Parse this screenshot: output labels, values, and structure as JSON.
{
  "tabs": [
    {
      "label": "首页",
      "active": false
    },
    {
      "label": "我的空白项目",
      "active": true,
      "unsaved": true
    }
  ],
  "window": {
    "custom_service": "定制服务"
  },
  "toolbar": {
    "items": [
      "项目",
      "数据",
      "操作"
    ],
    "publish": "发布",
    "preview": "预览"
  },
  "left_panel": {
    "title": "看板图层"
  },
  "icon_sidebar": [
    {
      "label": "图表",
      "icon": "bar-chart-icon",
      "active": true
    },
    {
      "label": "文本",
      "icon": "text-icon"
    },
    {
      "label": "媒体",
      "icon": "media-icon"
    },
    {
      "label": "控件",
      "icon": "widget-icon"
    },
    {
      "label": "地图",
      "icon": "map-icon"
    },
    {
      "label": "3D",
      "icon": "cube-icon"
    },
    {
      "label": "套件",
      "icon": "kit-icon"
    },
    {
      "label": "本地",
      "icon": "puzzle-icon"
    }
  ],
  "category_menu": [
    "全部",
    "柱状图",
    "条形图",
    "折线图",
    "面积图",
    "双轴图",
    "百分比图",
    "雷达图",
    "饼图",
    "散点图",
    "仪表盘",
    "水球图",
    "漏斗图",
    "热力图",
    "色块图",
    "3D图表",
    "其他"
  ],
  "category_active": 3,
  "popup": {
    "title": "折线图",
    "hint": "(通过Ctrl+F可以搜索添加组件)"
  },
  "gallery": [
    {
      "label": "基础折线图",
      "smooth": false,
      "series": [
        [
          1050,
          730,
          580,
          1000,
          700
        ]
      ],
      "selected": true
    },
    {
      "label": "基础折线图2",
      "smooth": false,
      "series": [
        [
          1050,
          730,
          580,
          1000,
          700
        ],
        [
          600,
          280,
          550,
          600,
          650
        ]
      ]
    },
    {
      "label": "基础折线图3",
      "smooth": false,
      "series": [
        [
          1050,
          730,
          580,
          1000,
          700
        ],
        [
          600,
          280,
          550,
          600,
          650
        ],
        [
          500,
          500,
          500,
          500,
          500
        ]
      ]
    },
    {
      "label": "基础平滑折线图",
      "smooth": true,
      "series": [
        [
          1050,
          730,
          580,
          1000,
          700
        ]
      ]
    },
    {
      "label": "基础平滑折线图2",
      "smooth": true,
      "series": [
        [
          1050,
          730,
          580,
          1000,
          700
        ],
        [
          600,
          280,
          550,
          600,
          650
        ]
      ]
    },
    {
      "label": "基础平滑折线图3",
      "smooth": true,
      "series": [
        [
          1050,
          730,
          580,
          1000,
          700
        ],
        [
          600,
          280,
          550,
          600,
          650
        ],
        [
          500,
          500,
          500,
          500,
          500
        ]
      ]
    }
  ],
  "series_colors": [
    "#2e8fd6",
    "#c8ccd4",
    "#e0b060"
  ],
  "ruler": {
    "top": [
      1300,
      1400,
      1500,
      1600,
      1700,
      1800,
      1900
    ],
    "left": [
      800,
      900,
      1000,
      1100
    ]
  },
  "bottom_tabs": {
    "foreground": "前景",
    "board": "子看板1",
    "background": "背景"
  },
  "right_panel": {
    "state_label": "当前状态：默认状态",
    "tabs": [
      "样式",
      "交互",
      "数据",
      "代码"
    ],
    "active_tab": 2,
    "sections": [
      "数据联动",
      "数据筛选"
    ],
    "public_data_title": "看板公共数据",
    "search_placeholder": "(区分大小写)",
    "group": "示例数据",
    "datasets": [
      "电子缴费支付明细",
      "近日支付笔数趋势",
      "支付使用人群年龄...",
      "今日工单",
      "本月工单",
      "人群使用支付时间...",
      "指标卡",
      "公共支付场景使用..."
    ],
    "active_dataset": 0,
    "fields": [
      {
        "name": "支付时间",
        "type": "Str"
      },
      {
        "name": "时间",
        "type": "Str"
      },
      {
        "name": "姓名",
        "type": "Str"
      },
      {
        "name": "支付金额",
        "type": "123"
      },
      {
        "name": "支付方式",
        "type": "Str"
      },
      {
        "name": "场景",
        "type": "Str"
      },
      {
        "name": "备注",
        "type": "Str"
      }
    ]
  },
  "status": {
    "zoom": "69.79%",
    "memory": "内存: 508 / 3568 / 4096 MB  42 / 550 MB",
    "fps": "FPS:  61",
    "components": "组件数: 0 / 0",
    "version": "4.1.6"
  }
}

■ ■ ■

• Task to carry out
From the records above, extract every entry exactly as given.

• Problem solution
Parse this screenshot: output labels, values, and structure as JSON.
{
  "tabs": [
    {
      "label": "首页",
      "active": false
    },
    {
      "label": "我的空白项目",
      "active": true,
      "unsaved": true
    }
  ],
  "window": {
    "custom_service": "定制服务"
  },
  "toolbar": {
    "items": [
      "项目",
      "数据",
      "操作"
    ],
    "publish": "发布",
    "preview": "预览"
  },
  "left_panel": {
    "title": "看板图层"
  },
  "icon_sidebar": [
    {
      "label": "图表",
      "icon": "bar-chart-icon",
      "active": true
    },
    {
      "label": "文本",
      "icon": "text-icon"
    },
    {
      "label": "媒体",
      "icon": "media-icon"
    },
    {
      "label": "控件",
      "icon": "widget-icon"
    },
    {
      "label": "地图",
      "icon": "map-icon"
    },
    {
      "label": "3D",
      "icon": "cube-icon"
    },
    {
      "label": "套件",
      "icon": "kit-icon"
    },
    {
      "label": "本地",
      "icon": "puzzle-icon"
    }
  ],
  "category_menu": [
    "全部",
    "柱状图",
    "条形图",
    "折线图",
    "面积图",
    "双轴图",
    "百分比图",
    "雷达图",
    "饼图",
    "散点图",
    "仪表盘",
    "水球图",
    "漏斗图",
    "热力图",
    "色块图",
    "3D图表",
    "其他"
  ],
  "category_active": 3,
  "popup": {
    "title": "折线图",
    "hint": "(通过Ctrl+F可以搜索添加组件)"
  },
  "gallery": [
    {
      "label": "基础折线图",
      "smooth": false,
      "series": [
        [
          1050,
          730,
          580,
          1000,
          700
        ]
      ],
      "selected": true
    },
    {
      "label": "基础折线图2",
      "smooth": false,
      "series": [
        [
          1050,
          730,
          580,
          1000,
          700
        ],
        [
          600,
          280,
          550,
          600,
          650
        ]
      ]
    },
    {
      "label": "基础折线图3",
      "smooth": false,
      "series": [
        [
          1050,
          730,
          580,
          1000,
          700
        ],
        [
          600,
          280,
          550,
          600,
          650
        ],
        [
          500,
          500,
          500,
          500,
          500
        ]
      ]
    },
    {
      "label": "基础平滑折线图",
      "smooth": true,
      "series": [
        [
          1050,
          730,
          580,
          1000,
          700
        ]
      ]
    },
    {
      "label": "基础平滑折线图2",
      "smooth": true,
      "series": [
        [
          1050,
          730,
          580,
          1000,
          700
        ],
        [
          600,
          280,
          550,
          600,
          650
        ]
      ]
    },
    {
      "label": "基础平滑折线图3",
      "smooth": true,
      "series": [
        [
          1050,
          730,
          580,
          1000,
          700
        ],
        [
          600,
          280,
          550,
          600,
          650
        ],
        [
          500,
          500,
          500,
          500,
          500
        ]
      ]
    }
  ],
  "series_colors": [
    "#2e8fd6",
    "#c8ccd4",
    "#e0b060"
  ],
  "ruler": {
    "top": [
      1300,
      1400,
      1500,
      1600,
      1700,
      1800,
      1900
    ],
    "left": [
      800,
      900,
      1000,
      1100
    ]
  },
  "bottom_tabs": {
    "foreground": "前景",
    "board": "子看板1",
    "background": "背景"
  },
  "right_panel": {
    "state_label": "当前状态：默认状态",
    "tabs": [
      "样式",
      "交互",
      "数据",
      "代码"
    ],
    "active_tab": 2,
    "sections": [
      "数据联动",
      "数据筛选"
    ],
    "public_data_title": "看板公共数据",
    "search_placeholder": "(区分大小写)",
    "group": "示例数据",
    "datasets": [
      "电子缴费支付明细",
      "近日支付笔数趋势",
      "支付使用人群年龄...",
      "今日工单",
      "本月工单",
      "人群使用支付时间...",
      "指标卡",
      "公共支付场景使用..."
    ],
    "active_dataset": 0,
    "fields": [
      {
        "name": "支付时间",
        "type": "Str"
      },
      {
        "name": "时间",
        "type": "Str"
      },
      {
        "name": "姓名",
        "type": "Str"
      },
      {
        "name": "支付金额",
        "type": "123"
      },
      {
        "name": "支付方式",
        "type": "Str"
      },
      {
        "name": "场景",
        "type": "Str"
      },
      {
        "name": "备注",
        "type": "Str"
      }
    ]
  },
  "status": {
    "zoom": "69.79%",
    "memory": "内存: 508 / 3568 / 4096 MB  42 / 550 MB",
    "fps": "FPS:  61",
    "components": "组件数: 0 / 0",
    "version": "4.1.6"
  }
}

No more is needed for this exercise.